• Set problem:
Reproduce the records below exactly, leaving out any pictures.

--- begin Material provided ---

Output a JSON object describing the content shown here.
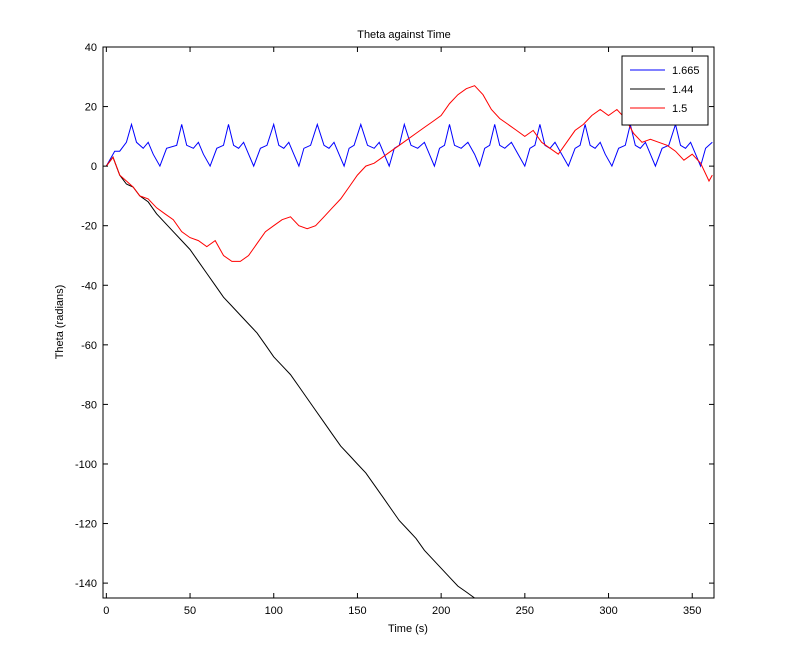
{
  "chart_data": {
    "type": "line",
    "title": "Theta against Time",
    "xlabel": "Time (s)",
    "ylabel": "Theta (radians)",
    "xlim": [
      -2,
      363
    ],
    "ylim": [
      -145,
      40
    ],
    "xticks": [
      0,
      50,
      100,
      150,
      200,
      250,
      300,
      350
    ],
    "yticks": [
      40,
      20,
      0,
      -20,
      -40,
      -60,
      -80,
      -100,
      -120,
      -140
    ],
    "grid": false,
    "legend_position": "top-right",
    "series": [
      {
        "name": "1.665",
        "color": "#0000ff",
        "x": [
          0,
          5,
          8,
          12,
          15,
          18,
          22,
          25,
          28,
          32,
          36,
          42,
          45,
          48,
          52,
          55,
          58,
          62,
          66,
          70,
          73,
          76,
          79,
          82,
          85,
          88,
          92,
          96,
          100,
          103,
          106,
          109,
          112,
          115,
          118,
          122,
          126,
          130,
          133,
          136,
          139,
          142,
          145,
          148,
          152,
          156,
          160,
          163,
          166,
          169,
          172,
          175,
          178,
          182,
          186,
          190,
          193,
          196,
          199,
          202,
          205,
          208,
          212,
          216,
          220,
          223,
          226,
          229,
          232,
          235,
          238,
          242,
          246,
          250,
          253,
          256,
          259,
          262,
          265,
          268,
          272,
          276,
          280,
          283,
          286,
          289,
          292,
          295,
          298,
          302,
          306,
          310,
          313,
          316,
          319,
          322,
          325,
          328,
          332,
          336,
          340,
          343,
          346,
          349,
          352,
          355,
          358,
          362
        ],
        "y": [
          0,
          5,
          5,
          8,
          14,
          8,
          6,
          8,
          4,
          0,
          6,
          7,
          14,
          7,
          6,
          8,
          4,
          0,
          6,
          7,
          14,
          7,
          6,
          8,
          4,
          0,
          6,
          7,
          14,
          7,
          6,
          8,
          4,
          0,
          6,
          7,
          14,
          7,
          6,
          8,
          4,
          0,
          6,
          7,
          14,
          7,
          6,
          8,
          4,
          0,
          6,
          7,
          14,
          7,
          6,
          8,
          4,
          0,
          6,
          7,
          14,
          7,
          6,
          8,
          4,
          0,
          6,
          7,
          14,
          7,
          6,
          8,
          4,
          0,
          6,
          7,
          14,
          7,
          6,
          8,
          4,
          0,
          6,
          7,
          14,
          7,
          6,
          8,
          4,
          0,
          6,
          7,
          14,
          7,
          6,
          8,
          4,
          0,
          6,
          7,
          14,
          7,
          6,
          8,
          4,
          0,
          6,
          8
        ]
      },
      {
        "name": "1.44",
        "color": "#000000",
        "x": [
          0,
          4,
          8,
          12,
          16,
          20,
          25,
          30,
          35,
          40,
          45,
          50,
          55,
          60,
          65,
          70,
          75,
          80,
          85,
          90,
          95,
          100,
          105,
          110,
          115,
          120,
          125,
          130,
          135,
          140,
          145,
          150,
          155,
          160,
          165,
          170,
          175,
          180,
          185,
          190,
          195,
          200,
          205,
          210,
          215,
          220,
          223
        ],
        "y": [
          0,
          3,
          -3,
          -6,
          -7,
          -10,
          -12,
          -16,
          -19,
          -22,
          -25,
          -28,
          -32,
          -36,
          -40,
          -44,
          -47,
          -50,
          -53,
          -56,
          -60,
          -64,
          -67,
          -70,
          -74,
          -78,
          -82,
          -86,
          -90,
          -94,
          -97,
          -100,
          -103,
          -107,
          -111,
          -115,
          -119,
          -122,
          -125,
          -129,
          -132,
          -135,
          -138,
          -141,
          -143,
          -145,
          -145
        ]
      },
      {
        "name": "1.5",
        "color": "#ff0000",
        "x": [
          0,
          4,
          8,
          12,
          16,
          20,
          25,
          30,
          35,
          40,
          45,
          50,
          55,
          60,
          65,
          70,
          75,
          80,
          85,
          90,
          95,
          100,
          105,
          110,
          115,
          120,
          125,
          130,
          135,
          140,
          145,
          150,
          155,
          160,
          165,
          170,
          175,
          180,
          185,
          190,
          195,
          200,
          205,
          210,
          215,
          220,
          225,
          230,
          235,
          240,
          245,
          250,
          255,
          260,
          265,
          270,
          275,
          280,
          285,
          290,
          295,
          300,
          305,
          310,
          315,
          320,
          325,
          330,
          335,
          340,
          345,
          350,
          355,
          360,
          362
        ],
        "y": [
          0,
          3,
          -3,
          -5,
          -7,
          -10,
          -11,
          -14,
          -16,
          -18,
          -22,
          -24,
          -25,
          -27,
          -25,
          -30,
          -32,
          -32,
          -30,
          -26,
          -22,
          -20,
          -18,
          -17,
          -20,
          -21,
          -20,
          -17,
          -14,
          -11,
          -7,
          -3,
          0,
          1,
          3,
          5,
          7,
          9,
          11,
          13,
          15,
          17,
          21,
          24,
          26,
          27,
          24,
          19,
          16,
          14,
          12,
          10,
          12,
          8,
          6,
          4,
          8,
          12,
          14,
          17,
          19,
          17,
          19,
          16,
          11,
          8,
          9,
          8,
          7,
          5,
          2,
          4,
          1,
          -5,
          -3
        ]
      }
    ]
  }
}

--- end Material provided ---

• The response:
Output a JSON object describing the content shown here.
{
  "chart_data": {
    "type": "line",
    "title": "Theta against Time",
    "xlabel": "Time (s)",
    "ylabel": "Theta (radians)",
    "xlim": [
      -2,
      363
    ],
    "ylim": [
      -145,
      40
    ],
    "xticks": [
      0,
      50,
      100,
      150,
      200,
      250,
      300,
      350
    ],
    "yticks": [
      40,
      20,
      0,
      -20,
      -40,
      -60,
      -80,
      -100,
      -120,
      -140
    ],
    "grid": false,
    "legend_position": "top-right",
    "series": [
      {
        "name": "1.665",
        "color": "#0000ff",
        "x": [
          0,
          5,
          8,
          12,
          15,
          18,
          22,
          25,
          28,
          32,
          36,
          42,
          45,
          48,
          52,
          55,
          58,
          62,
          66,
          70,
          73,
          76,
          79,
          82,
          85,
          88,
          92,
          96,
          100,
          103,
          106,
          109,
          112,
          115,
          118,
          122,
          126,
          130,
          133,
          136,
          139,
          142,
          145,
          148,
          152,
          156,
          160,
          163,
          166,
          169,
          172,
          175,
          178,
          182,
          186,
          190,
          193,
          196,
          199,
          202,
          205,
          208,
          212,
          216,
          220,
          223,
          226,
          229,
          232,
          235,
          238,
          242,
          246,
          250,
          253,
          256,
          259,
          262,
          265,
          268,
          272,
          276,
          280,
          283,
          286,
          289,
          292,
          295,
          298,
          302,
          306,
          310,
          313,
          316,
          319,
          322,
          325,
          328,
          332,
          336,
          340,
          343,
          346,
          349,
          352,
          355,
          358,
          362
        ],
        "y": [
          0,
          5,
          5,
          8,
          14,
          8,
          6,
          8,
          4,
          0,
          6,
          7,
          14,
          7,
          6,
          8,
          4,
          0,
          6,
          7,
          14,
          7,
          6,
          8,
          4,
          0,
          6,
          7,
          14,
          7,
          6,
          8,
          4,
          0,
          6,
          7,
          14,
          7,
          6,
          8,
          4,
          0,
          6,
          7,
          14,
          7,
          6,
          8,
          4,
          0,
          6,
          7,
          14,
          7,
          6,
          8,
          4,
          0,
          6,
          7,
          14,
          7,
          6,
          8,
          4,
          0,
          6,
          7,
          14,
          7,
          6,
          8,
          4,
          0,
          6,
          7,
          14,
          7,
          6,
          8,
          4,
          0,
          6,
          7,
          14,
          7,
          6,
          8,
          4,
          0,
          6,
          7,
          14,
          7,
          6,
          8,
          4,
          0,
          6,
          7,
          14,
          7,
          6,
          8,
          4,
          0,
          6,
          8
        ]
      },
      {
        "name": "1.44",
        "color": "#000000",
        "x": [
          0,
          4,
          8,
          12,
          16,
          20,
          25,
          30,
          35,
          40,
          45,
          50,
          55,
          60,
          65,
          70,
          75,
          80,
          85,
          90,
          95,
          100,
          105,
          110,
          115,
          120,
          125,
          130,
          135,
          140,
          145,
          150,
          155,
          160,
          165,
          170,
          175,
          180,
          185,
          190,
          195,
          200,
          205,
          210,
          215,
          220,
          223
        ],
        "y": [
          0,
          3,
          -3,
          -6,
          -7,
          -10,
          -12,
          -16,
          -19,
          -22,
          -25,
          -28,
          -32,
          -36,
          -40,
          -44,
          -47,
          -50,
          -53,
          -56,
          -60,
          -64,
          -67,
          -70,
          -74,
          -78,
          -82,
          -86,
          -90,
          -94,
          -97,
          -100,
          -103,
          -107,
          -111,
          -115,
          -119,
          -122,
          -125,
          -129,
          -132,
          -135,
          -138,
          -141,
          -143,
          -145,
          -145
        ]
      },
      {
        "name": "1.5",
        "color": "#ff0000",
        "x": [
          0,
          4,
          8,
          12,
          16,
          20,
          25,
          30,
          35,
          40,
          45,
          50,
          55,
          60,
          65,
          70,
          75,
          80,
          85,
          90,
          95,
          100,
          105,
          110,
          115,
          120,
          125,
          130,
          135,
          140,
          145,
          150,
          155,
          160,
          165,
          170,
          175,
          180,
          185,
          190,
          195,
          200,
          205,
          210,
          215,
          220,
          225,
          230,
          235,
          240,
          245,
          250,
          255,
          260,
          265,
          270,
          275,
          280,
          285,
          290,
          295,
          300,
          305,
          310,
          315,
          320,
          325,
          330,
          335,
          340,
          345,
          350,
          355,
          360,
          362
        ],
        "y": [
          0,
          3,
          -3,
          -5,
          -7,
          -10,
          -11,
          -14,
          -16,
          -18,
          -22,
          -24,
          -25,
          -27,
          -25,
          -30,
          -32,
          -32,
          -30,
          -26,
          -22,
          -20,
          -18,
          -17,
          -20,
          -21,
          -20,
          -17,
          -14,
          -11,
          -7,
          -3,
          0,
          1,
          3,
          5,
          7,
          9,
          11,
          13,
          15,
          17,
          21,
          24,
          26,
          27,
          24,
          19,
          16,
          14,
          12,
          10,
          12,
          8,
          6,
          4,
          8,
          12,
          14,
          17,
          19,
          17,
          19,
          16,
          11,
          8,
          9,
          8,
          7,
          5,
          2,
          4,
          1,
          -5,
          -3
        ]
      }
    ]
  }
}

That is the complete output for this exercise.